[Collected data entries]
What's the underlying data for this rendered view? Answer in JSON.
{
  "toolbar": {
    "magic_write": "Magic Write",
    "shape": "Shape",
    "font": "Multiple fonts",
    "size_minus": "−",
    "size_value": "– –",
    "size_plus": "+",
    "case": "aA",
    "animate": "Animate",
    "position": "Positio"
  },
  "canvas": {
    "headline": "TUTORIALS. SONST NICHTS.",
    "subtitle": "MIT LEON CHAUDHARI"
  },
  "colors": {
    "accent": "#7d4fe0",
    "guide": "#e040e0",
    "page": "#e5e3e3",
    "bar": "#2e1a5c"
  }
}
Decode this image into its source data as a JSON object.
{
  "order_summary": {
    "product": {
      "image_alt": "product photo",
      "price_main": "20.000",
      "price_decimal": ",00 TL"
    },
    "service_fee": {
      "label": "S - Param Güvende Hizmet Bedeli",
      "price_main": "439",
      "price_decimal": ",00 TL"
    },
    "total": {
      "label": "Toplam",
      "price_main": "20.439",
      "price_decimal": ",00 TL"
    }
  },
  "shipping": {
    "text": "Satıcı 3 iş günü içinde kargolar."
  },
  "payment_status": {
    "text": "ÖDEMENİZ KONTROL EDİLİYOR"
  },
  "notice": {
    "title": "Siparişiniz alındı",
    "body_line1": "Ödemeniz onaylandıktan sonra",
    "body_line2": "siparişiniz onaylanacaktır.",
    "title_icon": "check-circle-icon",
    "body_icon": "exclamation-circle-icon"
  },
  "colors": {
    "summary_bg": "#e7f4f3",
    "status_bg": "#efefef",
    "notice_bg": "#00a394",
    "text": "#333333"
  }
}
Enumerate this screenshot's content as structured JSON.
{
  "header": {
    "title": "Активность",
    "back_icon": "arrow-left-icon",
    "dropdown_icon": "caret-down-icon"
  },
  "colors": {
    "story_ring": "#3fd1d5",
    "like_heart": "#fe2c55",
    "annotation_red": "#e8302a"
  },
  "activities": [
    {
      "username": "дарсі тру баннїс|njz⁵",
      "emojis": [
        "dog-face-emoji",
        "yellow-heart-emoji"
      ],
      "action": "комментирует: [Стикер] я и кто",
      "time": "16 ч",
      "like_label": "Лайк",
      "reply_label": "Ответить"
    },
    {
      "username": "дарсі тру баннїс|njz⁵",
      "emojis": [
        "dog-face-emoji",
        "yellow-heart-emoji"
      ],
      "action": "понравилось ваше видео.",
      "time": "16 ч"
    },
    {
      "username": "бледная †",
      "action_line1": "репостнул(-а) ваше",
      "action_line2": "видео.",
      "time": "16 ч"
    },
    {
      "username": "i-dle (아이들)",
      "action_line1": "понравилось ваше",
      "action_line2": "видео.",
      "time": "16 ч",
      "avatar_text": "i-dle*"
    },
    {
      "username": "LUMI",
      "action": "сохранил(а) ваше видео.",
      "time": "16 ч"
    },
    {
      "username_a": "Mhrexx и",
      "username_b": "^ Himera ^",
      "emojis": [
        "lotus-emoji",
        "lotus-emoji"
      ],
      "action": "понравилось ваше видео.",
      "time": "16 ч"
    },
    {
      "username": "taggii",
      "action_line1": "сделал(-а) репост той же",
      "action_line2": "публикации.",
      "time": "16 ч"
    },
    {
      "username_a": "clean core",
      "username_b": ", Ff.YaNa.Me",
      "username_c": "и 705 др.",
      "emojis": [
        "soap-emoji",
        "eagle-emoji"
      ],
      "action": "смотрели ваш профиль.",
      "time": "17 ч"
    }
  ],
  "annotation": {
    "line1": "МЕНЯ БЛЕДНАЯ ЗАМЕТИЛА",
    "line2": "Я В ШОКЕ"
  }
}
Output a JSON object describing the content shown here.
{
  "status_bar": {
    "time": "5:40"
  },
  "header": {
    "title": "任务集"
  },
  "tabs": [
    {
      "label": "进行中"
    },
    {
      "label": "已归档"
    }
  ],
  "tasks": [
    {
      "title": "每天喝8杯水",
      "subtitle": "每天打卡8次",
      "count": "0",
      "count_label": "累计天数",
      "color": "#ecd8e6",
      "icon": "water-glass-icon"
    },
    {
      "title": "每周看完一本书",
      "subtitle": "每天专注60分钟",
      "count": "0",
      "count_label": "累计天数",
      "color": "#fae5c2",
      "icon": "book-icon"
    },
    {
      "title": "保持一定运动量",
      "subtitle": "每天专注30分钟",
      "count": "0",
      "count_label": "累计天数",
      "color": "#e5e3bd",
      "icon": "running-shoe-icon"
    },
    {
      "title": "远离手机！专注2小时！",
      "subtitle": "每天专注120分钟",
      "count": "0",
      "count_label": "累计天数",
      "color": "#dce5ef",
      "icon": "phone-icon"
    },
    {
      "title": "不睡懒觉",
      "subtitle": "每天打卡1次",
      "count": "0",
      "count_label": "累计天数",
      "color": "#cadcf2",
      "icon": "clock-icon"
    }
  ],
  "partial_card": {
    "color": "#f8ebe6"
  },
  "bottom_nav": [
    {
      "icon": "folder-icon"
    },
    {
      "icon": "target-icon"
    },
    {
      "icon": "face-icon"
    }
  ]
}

### [Work to be completed]
Each line must be given again exactly as written above.

### [Solution for this exercise]
What's the underlying data for this rendered view? Answer in JSON.
{
  "toolbar": {
    "magic_write": "Magic Write",
    "shape": "Shape",
    "font": "Multiple fonts",
    "size_minus": "−",
    "size_value": "– –",
    "size_plus": "+",
    "case": "aA",
    "animate": "Animate",
    "position": "Positio"
  },
  "canvas": {
    "headline": "TUTORIALS. SONST NICHTS.",
    "subtitle": "MIT LEON CHAUDHARI"
  },
  "colors": {
    "accent": "#7d4fe0",
    "guide": "#e040e0",
    "page": "#e5e3e3",
    "bar": "#2e1a5c"
  }
}
Decode this image into its source data as a JSON object.
{
  "order_summary": {
    "product": {
      "image_alt": "product photo",
      "price_main": "20.000",
      "price_decimal": ",00 TL"
    },
    "service_fee": {
      "label": "S - Param Güvende Hizmet Bedeli",
      "price_main": "439",
      "price_decimal": ",00 TL"
    },
    "total": {
      "label": "Toplam",
      "price_main": "20.439",
      "price_decimal": ",00 TL"
    }
  },
  "shipping": {
    "text": "Satıcı 3 iş günü içinde kargolar."
  },
  "payment_status": {
    "text": "ÖDEMENİZ KONTROL EDİLİYOR"
  },
  "notice": {
    "title": "Siparişiniz alındı",
    "body_line1": "Ödemeniz onaylandıktan sonra",
    "body_line2": "siparişiniz onaylanacaktır.",
    "title_icon": "check-circle-icon",
    "body_icon": "exclamation-circle-icon"
  },
  "colors": {
    "summary_bg": "#e7f4f3",
    "status_bg": "#efefef",
    "notice_bg": "#00a394",
    "text": "#333333"
  }
}
Enumerate this screenshot's content as structured JSON.
{
  "header": {
    "title": "Активность",
    "back_icon": "arrow-left-icon",
    "dropdown_icon": "caret-down-icon"
  },
  "colors": {
    "story_ring": "#3fd1d5",
    "like_heart": "#fe2c55",
    "annotation_red": "#e8302a"
  },
  "activities": [
    {
      "username": "дарсі тру баннїс|njz⁵",
      "emojis": [
        "dog-face-emoji",
        "yellow-heart-emoji"
      ],
      "action": "комментирует: [Стикер] я и кто",
      "time": "16 ч",
      "like_label": "Лайк",
      "reply_label": "Ответить"
    },
    {
      "username": "дарсі тру баннїс|njz⁵",
      "emojis": [
        "dog-face-emoji",
        "yellow-heart-emoji"
      ],
      "action": "понравилось ваше видео.",
      "time": "16 ч"
    },
    {
      "username": "бледная †",
      "action_line1": "репостнул(-а) ваше",
      "action_line2": "видео.",
      "time": "16 ч"
    },
    {
      "username": "i-dle (아이들)",
      "action_line1": "понравилось ваше",
      "action_line2": "видео.",
      "time": "16 ч",
      "avatar_text": "i-dle*"
    },
    {
      "username": "LUMI",
      "action": "сохранил(а) ваше видео.",
      "time": "16 ч"
    },
    {
      "username_a": "Mhrexx и",
      "username_b": "^ Himera ^",
      "emojis": [
        "lotus-emoji",
        "lotus-emoji"
      ],
      "action": "понравилось ваше видео.",
      "time": "16 ч"
    },
    {
      "username": "taggii",
      "action_line1": "сделал(-а) репост той же",
      "action_line2": "публикации.",
      "time": "16 ч"
    },
    {
      "username_a": "clean core",
      "username_b": ", Ff.YaNa.Me",
      "username_c": "и 705 др.",
      "emojis": [
        "soap-emoji",
        "eagle-emoji"
      ],
      "action": "смотрели ваш профиль.",
      "time": "17 ч"
    }
  ],
  "annotation": {
    "line1": "МЕНЯ БЛЕДНАЯ ЗАМЕТИЛА",
    "line2": "Я В ШОКЕ"
  }
}
Output a JSON object describing the content shown here.
{
  "status_bar": {
    "time": "5:40"
  },
  "header": {
    "title": "任务集"
  },
  "tabs": [
    {
      "label": "进行中"
    },
    {
      "label": "已归档"
    }
  ],
  "tasks": [
    {
      "title": "每天喝8杯水",
      "subtitle": "每天打卡8次",
      "count": "0",
      "count_label": "累计天数",
      "color": "#ecd8e6",
      "icon": "water-glass-icon"
    },
    {
      "title": "每周看完一本书",
      "subtitle": "每天专注60分钟",
      "count": "0",
      "count_label": "累计天数",
      "color": "#fae5c2",
      "icon": "book-icon"
    },
    {
      "title": "保持一定运动量",
      "subtitle": "每天专注30分钟",
      "count": "0",
      "count_label": "累计天数",
      "color": "#e5e3bd",
      "icon": "running-shoe-icon"
    },
    {
      "title": "远离手机！专注2小时！",
      "subtitle": "每天专注120分钟",
      "count": "0",
      "count_label": "累计天数",
      "color": "#dce5ef",
      "icon": "phone-icon"
    },
    {
      "title": "不睡懒觉",
      "subtitle": "每天打卡1次",
      "count": "0",
      "count_label": "累计天数",
      "color": "#cadcf2",
      "icon": "clock-icon"
    }
  ],
  "partial_card": {
    "color": "#f8ebe6"
  },
  "bottom_nav": [
    {
      "icon": "folder-icon"
    },
    {
      "icon": "target-icon"
    },
    {
      "icon": "face-icon"
    }
  ]
}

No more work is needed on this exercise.